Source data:
^^^^^^^^

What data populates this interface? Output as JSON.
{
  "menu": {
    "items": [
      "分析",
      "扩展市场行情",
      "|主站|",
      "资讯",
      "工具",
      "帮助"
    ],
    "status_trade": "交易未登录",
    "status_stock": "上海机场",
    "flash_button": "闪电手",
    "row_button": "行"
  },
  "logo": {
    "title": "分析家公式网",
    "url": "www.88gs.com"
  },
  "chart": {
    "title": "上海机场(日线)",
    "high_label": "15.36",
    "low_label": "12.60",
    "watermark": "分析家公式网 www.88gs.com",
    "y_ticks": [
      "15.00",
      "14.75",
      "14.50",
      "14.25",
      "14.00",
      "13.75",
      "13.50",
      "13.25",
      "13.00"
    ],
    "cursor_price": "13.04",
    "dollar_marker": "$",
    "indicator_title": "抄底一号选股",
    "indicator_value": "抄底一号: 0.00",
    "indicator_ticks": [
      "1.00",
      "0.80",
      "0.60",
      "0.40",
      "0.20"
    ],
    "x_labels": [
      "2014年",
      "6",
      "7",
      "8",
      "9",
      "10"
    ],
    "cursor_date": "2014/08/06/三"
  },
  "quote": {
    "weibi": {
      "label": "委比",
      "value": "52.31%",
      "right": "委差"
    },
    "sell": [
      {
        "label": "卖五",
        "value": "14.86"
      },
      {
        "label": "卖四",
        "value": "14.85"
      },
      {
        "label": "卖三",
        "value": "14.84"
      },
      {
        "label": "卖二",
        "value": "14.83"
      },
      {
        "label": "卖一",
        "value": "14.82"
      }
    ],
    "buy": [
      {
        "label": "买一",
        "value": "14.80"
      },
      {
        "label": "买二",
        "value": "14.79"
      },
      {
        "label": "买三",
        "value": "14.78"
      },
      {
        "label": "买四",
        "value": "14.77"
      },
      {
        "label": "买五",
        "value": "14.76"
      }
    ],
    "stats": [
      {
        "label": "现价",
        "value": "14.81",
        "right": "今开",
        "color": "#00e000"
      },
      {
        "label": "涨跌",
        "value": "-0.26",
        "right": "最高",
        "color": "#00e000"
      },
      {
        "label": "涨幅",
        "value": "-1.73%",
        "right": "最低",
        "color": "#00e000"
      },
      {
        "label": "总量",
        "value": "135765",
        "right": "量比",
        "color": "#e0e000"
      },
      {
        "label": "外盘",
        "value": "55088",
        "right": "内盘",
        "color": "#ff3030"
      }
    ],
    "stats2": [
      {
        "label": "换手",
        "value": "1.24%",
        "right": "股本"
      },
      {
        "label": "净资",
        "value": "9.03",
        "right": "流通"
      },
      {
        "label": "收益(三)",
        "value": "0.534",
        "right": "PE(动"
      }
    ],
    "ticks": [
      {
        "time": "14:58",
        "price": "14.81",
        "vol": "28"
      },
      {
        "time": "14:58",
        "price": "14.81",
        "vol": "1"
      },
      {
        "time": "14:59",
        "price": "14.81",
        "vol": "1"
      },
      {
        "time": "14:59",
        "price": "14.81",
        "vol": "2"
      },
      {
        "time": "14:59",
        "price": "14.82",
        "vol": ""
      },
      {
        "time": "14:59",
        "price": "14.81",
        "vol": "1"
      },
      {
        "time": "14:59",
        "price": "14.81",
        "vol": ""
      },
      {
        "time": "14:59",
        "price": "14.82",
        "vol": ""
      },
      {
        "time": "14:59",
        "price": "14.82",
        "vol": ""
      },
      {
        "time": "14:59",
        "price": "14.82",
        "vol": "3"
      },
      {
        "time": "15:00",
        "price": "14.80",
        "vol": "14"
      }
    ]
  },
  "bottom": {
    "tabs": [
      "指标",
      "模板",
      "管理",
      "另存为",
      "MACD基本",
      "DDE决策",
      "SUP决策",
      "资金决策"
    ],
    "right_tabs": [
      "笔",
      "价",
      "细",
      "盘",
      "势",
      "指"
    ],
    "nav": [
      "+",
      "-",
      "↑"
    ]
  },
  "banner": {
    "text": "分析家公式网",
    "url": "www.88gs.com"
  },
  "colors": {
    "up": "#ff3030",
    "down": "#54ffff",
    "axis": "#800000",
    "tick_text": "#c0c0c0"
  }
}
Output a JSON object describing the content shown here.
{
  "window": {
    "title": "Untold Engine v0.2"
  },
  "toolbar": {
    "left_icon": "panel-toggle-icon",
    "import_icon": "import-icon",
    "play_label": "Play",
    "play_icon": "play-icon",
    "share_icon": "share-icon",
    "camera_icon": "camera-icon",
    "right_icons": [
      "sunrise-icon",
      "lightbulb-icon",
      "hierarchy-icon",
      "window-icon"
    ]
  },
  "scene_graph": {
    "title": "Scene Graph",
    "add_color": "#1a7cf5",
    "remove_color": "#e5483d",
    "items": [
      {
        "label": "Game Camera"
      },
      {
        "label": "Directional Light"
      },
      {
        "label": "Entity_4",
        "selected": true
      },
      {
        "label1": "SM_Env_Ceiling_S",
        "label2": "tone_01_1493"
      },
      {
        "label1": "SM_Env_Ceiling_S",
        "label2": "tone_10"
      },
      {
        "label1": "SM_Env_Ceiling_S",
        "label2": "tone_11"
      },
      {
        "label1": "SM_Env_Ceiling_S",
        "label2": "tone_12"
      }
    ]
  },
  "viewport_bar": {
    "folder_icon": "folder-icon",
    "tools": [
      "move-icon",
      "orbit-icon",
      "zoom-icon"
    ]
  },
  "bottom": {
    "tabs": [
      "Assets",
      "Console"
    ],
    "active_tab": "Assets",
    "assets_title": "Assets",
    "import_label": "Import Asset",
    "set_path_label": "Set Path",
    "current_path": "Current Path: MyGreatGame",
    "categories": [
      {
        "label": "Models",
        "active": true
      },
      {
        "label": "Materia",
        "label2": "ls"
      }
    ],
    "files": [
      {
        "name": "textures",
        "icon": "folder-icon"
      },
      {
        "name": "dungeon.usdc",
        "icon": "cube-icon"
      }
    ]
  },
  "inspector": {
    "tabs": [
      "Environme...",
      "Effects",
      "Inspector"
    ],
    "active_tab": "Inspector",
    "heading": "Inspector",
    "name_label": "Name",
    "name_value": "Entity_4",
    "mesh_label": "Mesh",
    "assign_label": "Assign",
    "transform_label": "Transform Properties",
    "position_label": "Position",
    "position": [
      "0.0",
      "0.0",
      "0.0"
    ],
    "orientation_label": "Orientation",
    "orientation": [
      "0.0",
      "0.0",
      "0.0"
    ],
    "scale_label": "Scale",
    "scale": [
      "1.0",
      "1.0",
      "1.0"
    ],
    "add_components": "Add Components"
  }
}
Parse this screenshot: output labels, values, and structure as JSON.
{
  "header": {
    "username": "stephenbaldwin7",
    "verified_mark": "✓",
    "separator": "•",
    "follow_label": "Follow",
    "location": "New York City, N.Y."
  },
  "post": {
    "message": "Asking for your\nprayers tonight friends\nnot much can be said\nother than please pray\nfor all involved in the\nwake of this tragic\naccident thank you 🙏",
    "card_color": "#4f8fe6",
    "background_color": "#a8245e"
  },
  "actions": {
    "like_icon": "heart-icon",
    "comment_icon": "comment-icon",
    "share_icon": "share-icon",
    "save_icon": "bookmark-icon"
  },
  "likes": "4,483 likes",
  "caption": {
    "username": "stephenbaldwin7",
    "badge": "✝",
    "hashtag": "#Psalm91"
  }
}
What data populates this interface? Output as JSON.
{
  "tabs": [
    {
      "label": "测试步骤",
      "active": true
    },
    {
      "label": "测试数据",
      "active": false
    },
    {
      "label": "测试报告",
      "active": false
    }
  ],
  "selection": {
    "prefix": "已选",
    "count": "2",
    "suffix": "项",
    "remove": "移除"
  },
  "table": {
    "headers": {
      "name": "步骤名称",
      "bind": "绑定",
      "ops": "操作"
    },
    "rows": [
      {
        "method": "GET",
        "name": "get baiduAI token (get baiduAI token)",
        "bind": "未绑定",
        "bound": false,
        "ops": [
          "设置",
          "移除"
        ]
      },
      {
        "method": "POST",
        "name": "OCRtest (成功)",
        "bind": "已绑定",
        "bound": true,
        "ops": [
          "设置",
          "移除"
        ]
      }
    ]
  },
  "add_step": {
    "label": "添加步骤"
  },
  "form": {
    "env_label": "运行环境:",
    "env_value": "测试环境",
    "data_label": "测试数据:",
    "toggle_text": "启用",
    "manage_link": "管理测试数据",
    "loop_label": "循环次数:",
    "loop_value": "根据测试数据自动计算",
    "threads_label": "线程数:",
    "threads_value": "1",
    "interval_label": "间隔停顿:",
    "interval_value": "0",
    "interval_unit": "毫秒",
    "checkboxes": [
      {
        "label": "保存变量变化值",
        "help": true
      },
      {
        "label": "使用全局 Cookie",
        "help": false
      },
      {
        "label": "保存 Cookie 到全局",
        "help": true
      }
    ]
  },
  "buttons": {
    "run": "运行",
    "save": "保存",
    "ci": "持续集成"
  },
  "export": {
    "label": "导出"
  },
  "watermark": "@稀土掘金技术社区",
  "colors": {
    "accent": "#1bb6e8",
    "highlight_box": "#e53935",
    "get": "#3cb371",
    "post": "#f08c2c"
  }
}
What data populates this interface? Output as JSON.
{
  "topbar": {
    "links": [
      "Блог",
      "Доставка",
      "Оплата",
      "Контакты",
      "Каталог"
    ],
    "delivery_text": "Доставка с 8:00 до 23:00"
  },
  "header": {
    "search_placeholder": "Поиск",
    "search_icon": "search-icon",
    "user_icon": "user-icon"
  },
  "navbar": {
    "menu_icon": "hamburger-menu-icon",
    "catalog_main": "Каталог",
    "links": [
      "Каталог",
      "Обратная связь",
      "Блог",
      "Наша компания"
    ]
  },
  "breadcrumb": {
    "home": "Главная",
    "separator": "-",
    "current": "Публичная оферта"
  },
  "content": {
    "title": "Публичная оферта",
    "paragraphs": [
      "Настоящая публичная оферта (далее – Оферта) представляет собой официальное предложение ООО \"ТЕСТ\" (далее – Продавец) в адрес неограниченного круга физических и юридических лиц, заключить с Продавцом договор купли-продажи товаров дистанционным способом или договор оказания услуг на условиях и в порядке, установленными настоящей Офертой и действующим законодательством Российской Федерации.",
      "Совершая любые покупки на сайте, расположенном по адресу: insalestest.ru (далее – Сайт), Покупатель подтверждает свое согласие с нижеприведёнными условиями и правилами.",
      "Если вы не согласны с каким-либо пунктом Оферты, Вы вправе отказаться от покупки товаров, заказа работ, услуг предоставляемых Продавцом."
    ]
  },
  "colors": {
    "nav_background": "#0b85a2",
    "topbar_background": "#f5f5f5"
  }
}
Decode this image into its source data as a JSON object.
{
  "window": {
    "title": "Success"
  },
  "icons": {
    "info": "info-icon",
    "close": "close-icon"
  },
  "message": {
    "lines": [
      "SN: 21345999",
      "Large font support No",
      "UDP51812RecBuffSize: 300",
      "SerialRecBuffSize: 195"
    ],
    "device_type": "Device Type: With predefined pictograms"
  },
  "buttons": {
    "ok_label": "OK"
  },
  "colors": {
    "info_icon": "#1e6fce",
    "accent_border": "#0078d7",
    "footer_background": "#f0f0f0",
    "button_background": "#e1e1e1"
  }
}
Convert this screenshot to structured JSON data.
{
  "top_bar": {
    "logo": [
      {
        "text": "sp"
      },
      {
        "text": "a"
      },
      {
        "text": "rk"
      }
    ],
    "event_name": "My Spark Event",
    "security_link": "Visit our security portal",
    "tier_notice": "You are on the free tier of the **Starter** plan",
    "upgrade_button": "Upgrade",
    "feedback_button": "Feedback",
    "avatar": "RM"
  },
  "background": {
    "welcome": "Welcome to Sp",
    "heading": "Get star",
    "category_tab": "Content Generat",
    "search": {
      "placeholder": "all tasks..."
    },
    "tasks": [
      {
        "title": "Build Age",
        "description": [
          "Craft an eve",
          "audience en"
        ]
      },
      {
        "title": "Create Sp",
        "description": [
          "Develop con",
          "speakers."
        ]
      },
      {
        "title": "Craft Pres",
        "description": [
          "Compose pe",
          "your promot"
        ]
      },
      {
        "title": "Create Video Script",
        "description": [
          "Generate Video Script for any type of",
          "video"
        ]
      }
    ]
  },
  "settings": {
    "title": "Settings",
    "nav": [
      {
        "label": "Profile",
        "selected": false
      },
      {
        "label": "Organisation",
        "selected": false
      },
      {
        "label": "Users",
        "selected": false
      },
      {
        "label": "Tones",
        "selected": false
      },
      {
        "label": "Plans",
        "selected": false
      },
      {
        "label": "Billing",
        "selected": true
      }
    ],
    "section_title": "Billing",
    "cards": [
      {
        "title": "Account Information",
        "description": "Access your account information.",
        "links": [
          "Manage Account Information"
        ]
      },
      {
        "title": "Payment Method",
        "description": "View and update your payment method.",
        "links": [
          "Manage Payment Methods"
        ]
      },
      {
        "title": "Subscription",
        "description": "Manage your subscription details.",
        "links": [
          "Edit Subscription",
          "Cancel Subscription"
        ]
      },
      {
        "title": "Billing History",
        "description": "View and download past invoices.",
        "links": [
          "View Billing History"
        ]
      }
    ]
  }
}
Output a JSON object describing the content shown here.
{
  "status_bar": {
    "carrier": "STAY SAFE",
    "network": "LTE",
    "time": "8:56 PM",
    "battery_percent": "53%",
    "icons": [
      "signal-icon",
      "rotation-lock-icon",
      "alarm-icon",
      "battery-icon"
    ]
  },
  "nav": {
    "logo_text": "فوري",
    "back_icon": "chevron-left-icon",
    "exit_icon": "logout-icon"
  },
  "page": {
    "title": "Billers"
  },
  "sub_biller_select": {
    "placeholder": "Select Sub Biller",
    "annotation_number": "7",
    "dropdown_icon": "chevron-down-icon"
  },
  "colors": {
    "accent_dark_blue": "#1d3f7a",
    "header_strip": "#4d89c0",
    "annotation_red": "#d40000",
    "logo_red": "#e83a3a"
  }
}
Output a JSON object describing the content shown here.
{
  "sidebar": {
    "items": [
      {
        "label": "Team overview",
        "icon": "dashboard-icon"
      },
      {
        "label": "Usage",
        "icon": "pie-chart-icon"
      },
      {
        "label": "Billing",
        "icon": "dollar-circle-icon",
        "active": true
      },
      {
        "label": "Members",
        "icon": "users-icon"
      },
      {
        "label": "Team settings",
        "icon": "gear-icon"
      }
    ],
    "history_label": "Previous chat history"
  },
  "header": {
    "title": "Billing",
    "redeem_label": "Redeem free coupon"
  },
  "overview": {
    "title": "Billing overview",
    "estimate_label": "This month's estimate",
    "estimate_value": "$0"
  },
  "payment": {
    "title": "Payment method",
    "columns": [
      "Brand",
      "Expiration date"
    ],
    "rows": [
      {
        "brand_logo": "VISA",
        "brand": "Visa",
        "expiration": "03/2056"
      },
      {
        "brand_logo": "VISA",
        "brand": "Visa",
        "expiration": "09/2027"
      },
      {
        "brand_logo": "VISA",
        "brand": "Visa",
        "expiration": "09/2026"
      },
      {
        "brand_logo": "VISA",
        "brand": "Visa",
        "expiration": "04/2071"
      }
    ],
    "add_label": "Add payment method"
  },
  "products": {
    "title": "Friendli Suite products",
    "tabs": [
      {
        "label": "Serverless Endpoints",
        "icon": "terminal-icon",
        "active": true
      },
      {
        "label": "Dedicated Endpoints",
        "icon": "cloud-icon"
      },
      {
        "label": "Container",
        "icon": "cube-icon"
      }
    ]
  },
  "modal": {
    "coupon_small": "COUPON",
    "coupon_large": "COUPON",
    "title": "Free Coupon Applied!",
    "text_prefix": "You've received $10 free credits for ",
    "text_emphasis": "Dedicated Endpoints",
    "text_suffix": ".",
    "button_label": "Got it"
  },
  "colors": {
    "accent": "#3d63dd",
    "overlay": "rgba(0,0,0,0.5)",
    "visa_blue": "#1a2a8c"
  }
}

^^^^^^^^

Only a number is wanted: how many lines contain the word "Cookie"?

#### Result of this task
2